Data to process:
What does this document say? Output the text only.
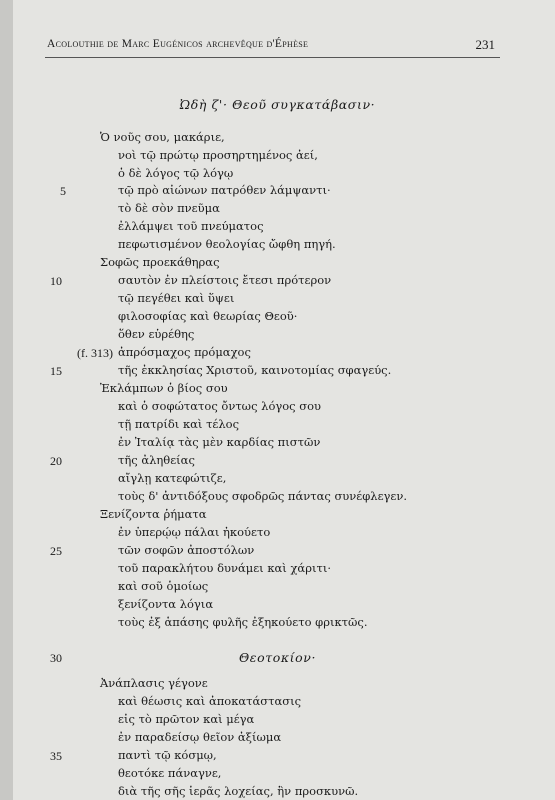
Acolouthie de Marc Eugénicos archevêque d'Éphèse	231
Ὠδὴ ζ'· Θεοῦ συγκατάβασιν·
Ὁ νοῦς σου, μακάριε,
νοὶ τῷ πρώτῳ προσηρτημένος ἀεί,
ὁ δὲ λόγος τῷ λόγῳ
τῷ πρὸ αἰώνων πατρόθεν λάμψαντι·
τὸ δὲ σὸν πνεῦμα
ἐλλάμψει τοῦ πνεύματος
πεφωτισμένον θεολογίας ὤφθη πηγή.
Σοφῶς προεκάθηρας
σαυτὸν ἐν πλείστοις ἔτεσι πρότερον
τῷ πεγέθει καὶ ὕψει
φιλοσοφίας καὶ θεωρίας Θεοῦ·
ὅθεν εὑρέθης
ἀπρόσμαχος πρόμαχος
τῆς ἐκκλησίας Χριστοῦ, καινοτομίας σφαγεύς.
Ἐκλάμπων ὁ βίος σου
καὶ ὁ σοφώτατος ὄντως λόγος σου
τῇ πατρίδι καὶ τέλος
ἐν Ἰταλίᾳ τὰς μὲν καρδίας πιστῶν
τῆς ἀληθείας
αἴγλῃ κατεφώτιζε,
τοὺς δ' ἀντιδόξους σφοδρῶς πάντας συνέφλεγεν.
Ξενίζοντα ῥήματα
ἐν ὑπερῴῳ πάλαι ἠκούετο
τῶν σοφῶν ἀποστόλων
τοῦ παρακλήτου δυνάμει καὶ χάριτι·
καὶ σοῦ ὁμοίως
ξενίζοντα λόγια
τοὺς ἐξ ἁπάσης φυλῆς ἐξηκούετο φρικτῶς.
Θεοτοκίον·
Ἀνάπλασις γέγονε
καὶ θέωσις καὶ ἀποκατάστασις
εἰς τὸ πρῶτον καὶ μέγα
ἐν παραδείσῳ θεῖον ἀξίωμα
παντὶ τῷ κόσμῳ,
θεοτόκε πάναγνε,
διὰ τῆς σῆς ἱερᾶς λοχείας, ἣν προσκυνῶ.
5
10
15
20
25
30
35
(f. 313)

The request:
Locate the word "Θεοῦ" in the entries, and copy every line where it is found.

Solution for this task:
Ὠδὴ ζ'· Θεοῦ συγκατάβασιν·
φιλοσοφίας καὶ θεωρίας Θεοῦ·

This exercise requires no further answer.